##### Supplied records #####

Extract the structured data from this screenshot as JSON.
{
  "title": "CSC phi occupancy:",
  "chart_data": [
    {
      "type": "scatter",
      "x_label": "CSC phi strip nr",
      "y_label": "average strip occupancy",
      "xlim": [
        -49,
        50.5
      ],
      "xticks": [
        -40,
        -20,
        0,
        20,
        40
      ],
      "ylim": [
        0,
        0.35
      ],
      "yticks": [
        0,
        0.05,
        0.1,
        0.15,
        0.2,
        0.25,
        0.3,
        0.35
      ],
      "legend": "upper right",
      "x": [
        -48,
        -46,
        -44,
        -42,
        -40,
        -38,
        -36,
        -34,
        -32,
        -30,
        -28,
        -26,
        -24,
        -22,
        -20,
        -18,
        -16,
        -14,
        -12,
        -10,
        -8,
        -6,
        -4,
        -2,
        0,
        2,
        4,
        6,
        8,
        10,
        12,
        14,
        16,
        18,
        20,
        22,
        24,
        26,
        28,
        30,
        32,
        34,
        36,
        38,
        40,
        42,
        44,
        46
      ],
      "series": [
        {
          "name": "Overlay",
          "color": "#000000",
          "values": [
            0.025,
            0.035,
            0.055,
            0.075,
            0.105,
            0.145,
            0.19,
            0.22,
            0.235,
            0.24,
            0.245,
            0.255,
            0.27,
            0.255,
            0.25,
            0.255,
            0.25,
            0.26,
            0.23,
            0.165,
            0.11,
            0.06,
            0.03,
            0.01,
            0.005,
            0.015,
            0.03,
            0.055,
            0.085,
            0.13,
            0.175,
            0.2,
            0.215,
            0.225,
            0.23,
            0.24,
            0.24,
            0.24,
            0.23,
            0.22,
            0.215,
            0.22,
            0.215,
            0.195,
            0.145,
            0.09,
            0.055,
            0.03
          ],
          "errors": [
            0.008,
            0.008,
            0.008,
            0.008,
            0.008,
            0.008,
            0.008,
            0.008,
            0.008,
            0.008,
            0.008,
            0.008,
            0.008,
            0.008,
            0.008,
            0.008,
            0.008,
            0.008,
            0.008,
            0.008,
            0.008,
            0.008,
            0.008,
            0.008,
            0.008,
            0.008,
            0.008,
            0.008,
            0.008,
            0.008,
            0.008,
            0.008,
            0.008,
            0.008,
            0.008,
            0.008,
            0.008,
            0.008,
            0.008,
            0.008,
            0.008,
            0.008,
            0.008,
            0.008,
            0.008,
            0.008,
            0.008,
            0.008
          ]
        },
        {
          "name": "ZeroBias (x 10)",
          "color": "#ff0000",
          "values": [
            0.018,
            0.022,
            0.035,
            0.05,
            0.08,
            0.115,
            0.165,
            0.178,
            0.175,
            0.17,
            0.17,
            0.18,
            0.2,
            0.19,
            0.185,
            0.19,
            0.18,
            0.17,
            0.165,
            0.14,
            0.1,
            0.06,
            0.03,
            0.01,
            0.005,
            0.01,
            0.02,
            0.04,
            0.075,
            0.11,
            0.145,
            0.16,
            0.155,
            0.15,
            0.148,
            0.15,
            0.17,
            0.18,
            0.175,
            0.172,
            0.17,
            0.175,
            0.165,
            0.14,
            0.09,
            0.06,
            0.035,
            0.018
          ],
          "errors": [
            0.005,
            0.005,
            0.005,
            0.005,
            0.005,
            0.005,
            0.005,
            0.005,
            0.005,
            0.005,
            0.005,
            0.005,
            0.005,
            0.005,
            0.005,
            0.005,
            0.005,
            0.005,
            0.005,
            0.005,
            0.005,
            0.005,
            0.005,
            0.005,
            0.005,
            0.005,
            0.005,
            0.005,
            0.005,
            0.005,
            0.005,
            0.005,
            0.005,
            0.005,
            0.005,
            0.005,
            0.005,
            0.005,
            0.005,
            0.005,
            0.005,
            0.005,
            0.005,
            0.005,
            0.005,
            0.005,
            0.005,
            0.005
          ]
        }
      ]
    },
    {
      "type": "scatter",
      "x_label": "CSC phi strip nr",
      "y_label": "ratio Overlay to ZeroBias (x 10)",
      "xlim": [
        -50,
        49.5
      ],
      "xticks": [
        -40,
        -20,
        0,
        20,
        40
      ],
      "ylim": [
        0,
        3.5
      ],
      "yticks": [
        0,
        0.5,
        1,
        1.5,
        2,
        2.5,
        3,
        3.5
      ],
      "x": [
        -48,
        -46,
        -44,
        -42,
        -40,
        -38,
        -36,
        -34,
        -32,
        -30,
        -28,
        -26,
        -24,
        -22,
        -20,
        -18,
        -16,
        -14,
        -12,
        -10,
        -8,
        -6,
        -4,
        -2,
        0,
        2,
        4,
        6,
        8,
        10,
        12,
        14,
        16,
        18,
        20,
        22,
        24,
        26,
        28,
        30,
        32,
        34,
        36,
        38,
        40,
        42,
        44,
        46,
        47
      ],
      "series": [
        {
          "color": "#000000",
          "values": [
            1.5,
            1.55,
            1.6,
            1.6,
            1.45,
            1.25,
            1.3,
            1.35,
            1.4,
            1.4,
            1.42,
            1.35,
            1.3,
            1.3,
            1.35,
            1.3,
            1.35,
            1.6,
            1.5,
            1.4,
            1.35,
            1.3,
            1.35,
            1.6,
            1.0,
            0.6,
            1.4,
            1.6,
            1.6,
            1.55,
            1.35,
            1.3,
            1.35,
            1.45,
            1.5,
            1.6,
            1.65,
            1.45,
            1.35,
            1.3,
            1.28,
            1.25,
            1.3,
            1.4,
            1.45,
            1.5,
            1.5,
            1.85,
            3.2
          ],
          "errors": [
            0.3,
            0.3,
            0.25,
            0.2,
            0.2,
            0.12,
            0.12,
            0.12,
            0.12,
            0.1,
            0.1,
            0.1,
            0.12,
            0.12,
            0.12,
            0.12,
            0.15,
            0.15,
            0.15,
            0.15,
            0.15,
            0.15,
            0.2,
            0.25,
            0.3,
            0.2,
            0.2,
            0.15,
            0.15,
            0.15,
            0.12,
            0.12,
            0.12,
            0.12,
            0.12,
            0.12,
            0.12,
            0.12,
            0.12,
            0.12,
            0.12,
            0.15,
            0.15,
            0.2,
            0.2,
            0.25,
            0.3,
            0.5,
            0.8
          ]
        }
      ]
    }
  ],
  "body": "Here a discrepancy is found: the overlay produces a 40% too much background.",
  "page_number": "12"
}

#####

Return the whole listing exactly.

Extract the structured data from this screenshot as JSON.
{
  "title": "CSC phi occupancy:",
  "chart_data": [
    {
      "type": "scatter",
      "x_label": "CSC phi strip nr",
      "y_label": "average strip occupancy",
      "xlim": [
        -49,
        50.5
      ],
      "xticks": [
        -40,
        -20,
        0,
        20,
        40
      ],
      "ylim": [
        0,
        0.35
      ],
      "yticks": [
        0,
        0.05,
        0.1,
        0.15,
        0.2,
        0.25,
        0.3,
        0.35
      ],
      "legend": "upper right",
      "x": [
        -48,
        -46,
        -44,
        -42,
        -40,
        -38,
        -36,
        -34,
        -32,
        -30,
        -28,
        -26,
        -24,
        -22,
        -20,
        -18,
        -16,
        -14,
        -12,
        -10,
        -8,
        -6,
        -4,
        -2,
        0,
        2,
        4,
        6,
        8,
        10,
        12,
        14,
        16,
        18,
        20,
        22,
        24,
        26,
        28,
        30,
        32,
        34,
        36,
        38,
        40,
        42,
        44,
        46
      ],
      "series": [
        {
          "name": "Overlay",
          "color": "#000000",
          "values": [
            0.025,
            0.035,
            0.055,
            0.075,
            0.105,
            0.145,
            0.19,
            0.22,
            0.235,
            0.24,
            0.245,
            0.255,
            0.27,
            0.255,
            0.25,
            0.255,
            0.25,
            0.26,
            0.23,
            0.165,
            0.11,
            0.06,
            0.03,
            0.01,
            0.005,
            0.015,
            0.03,
            0.055,
            0.085,
            0.13,
            0.175,
            0.2,
            0.215,
            0.225,
            0.23,
            0.24,
            0.24,
            0.24,
            0.23,
            0.22,
            0.215,
            0.22,
            0.215,
            0.195,
            0.145,
            0.09,
            0.055,
            0.03
          ],
          "errors": [
            0.008,
            0.008,
            0.008,
            0.008,
            0.008,
            0.008,
            0.008,
            0.008,
            0.008,
            0.008,
            0.008,
            0.008,
            0.008,
            0.008,
            0.008,
            0.008,
            0.008,
            0.008,
            0.008,
            0.008,
            0.008,
            0.008,
            0.008,
            0.008,
            0.008,
            0.008,
            0.008,
            0.008,
            0.008,
            0.008,
            0.008,
            0.008,
            0.008,
            0.008,
            0.008,
            0.008,
            0.008,
            0.008,
            0.008,
            0.008,
            0.008,
            0.008,
            0.008,
            0.008,
            0.008,
            0.008,
            0.008,
            0.008
          ]
        },
        {
          "name": "ZeroBias (x 10)",
          "color": "#ff0000",
          "values": [
            0.018,
            0.022,
            0.035,
            0.05,
            0.08,
            0.115,
            0.165,
            0.178,
            0.175,
            0.17,
            0.17,
            0.18,
            0.2,
            0.19,
            0.185,
            0.19,
            0.18,
            0.17,
            0.165,
            0.14,
            0.1,
            0.06,
            0.03,
            0.01,
            0.005,
            0.01,
            0.02,
            0.04,
            0.075,
            0.11,
            0.145,
            0.16,
            0.155,
            0.15,
            0.148,
            0.15,
            0.17,
            0.18,
            0.175,
            0.172,
            0.17,
            0.175,
            0.165,
            0.14,
            0.09,
            0.06,
            0.035,
            0.018
          ],
          "errors": [
            0.005,
            0.005,
            0.005,
            0.005,
            0.005,
            0.005,
            0.005,
            0.005,
            0.005,
            0.005,
            0.005,
            0.005,
            0.005,
            0.005,
            0.005,
            0.005,
            0.005,
            0.005,
            0.005,
            0.005,
            0.005,
            0.005,
            0.005,
            0.005,
            0.005,
            0.005,
            0.005,
            0.005,
            0.005,
            0.005,
            0.005,
            0.005,
            0.005,
            0.005,
            0.005,
            0.005,
            0.005,
            0.005,
            0.005,
            0.005,
            0.005,
            0.005,
            0.005,
            0.005,
            0.005,
            0.005,
            0.005,
            0.005
          ]
        }
      ]
    },
    {
      "type": "scatter",
      "x_label": "CSC phi strip nr",
      "y_label": "ratio Overlay to ZeroBias (x 10)",
      "xlim": [
        -50,
        49.5
      ],
      "xticks": [
        -40,
        -20,
        0,
        20,
        40
      ],
      "ylim": [
        0,
        3.5
      ],
      "yticks": [
        0,
        0.5,
        1,
        1.5,
        2,
        2.5,
        3,
        3.5
      ],
      "x": [
        -48,
        -46,
        -44,
        -42,
        -40,
        -38,
        -36,
        -34,
        -32,
        -30,
        -28,
        -26,
        -24,
        -22,
        -20,
        -18,
        -16,
        -14,
        -12,
        -10,
        -8,
        -6,
        -4,
        -2,
        0,
        2,
        4,
        6,
        8,
        10,
        12,
        14,
        16,
        18,
        20,
        22,
        24,
        26,
        28,
        30,
        32,
        34,
        36,
        38,
        40,
        42,
        44,
        46,
        47
      ],
      "series": [
        {
          "color": "#000000",
          "values": [
            1.5,
            1.55,
            1.6,
            1.6,
            1.45,
            1.25,
            1.3,
            1.35,
            1.4,
            1.4,
            1.42,
            1.35,
            1.3,
            1.3,
            1.35,
            1.3,
            1.35,
            1.6,
            1.5,
            1.4,
            1.35,
            1.3,
            1.35,
            1.6,
            1.0,
            0.6,
            1.4,
            1.6,
            1.6,
            1.55,
            1.35,
            1.3,
            1.35,
            1.45,
            1.5,
            1.6,
            1.65,
            1.45,
            1.35,
            1.3,
            1.28,
            1.25,
            1.3,
            1.4,
            1.45,
            1.5,
            1.5,
            1.85,
            3.2
          ],
          "errors": [
            0.3,
            0.3,
            0.25,
            0.2,
            0.2,
            0.12,
            0.12,
            0.12,
            0.12,
            0.1,
            0.1,
            0.1,
            0.12,
            0.12,
            0.12,
            0.12,
            0.15,
            0.15,
            0.15,
            0.15,
            0.15,
            0.15,
            0.2,
            0.25,
            0.3,
            0.2,
            0.2,
            0.15,
            0.15,
            0.15,
            0.12,
            0.12,
            0.12,
            0.12,
            0.12,
            0.12,
            0.12,
            0.12,
            0.12,
            0.12,
            0.12,
            0.15,
            0.15,
            0.2,
            0.2,
            0.25,
            0.3,
            0.5,
            0.8
          ]
        }
      ]
    }
  ],
  "body": "Here a discrepancy is found: the overlay produces a 40% too much background.",
  "page_number": "12"
}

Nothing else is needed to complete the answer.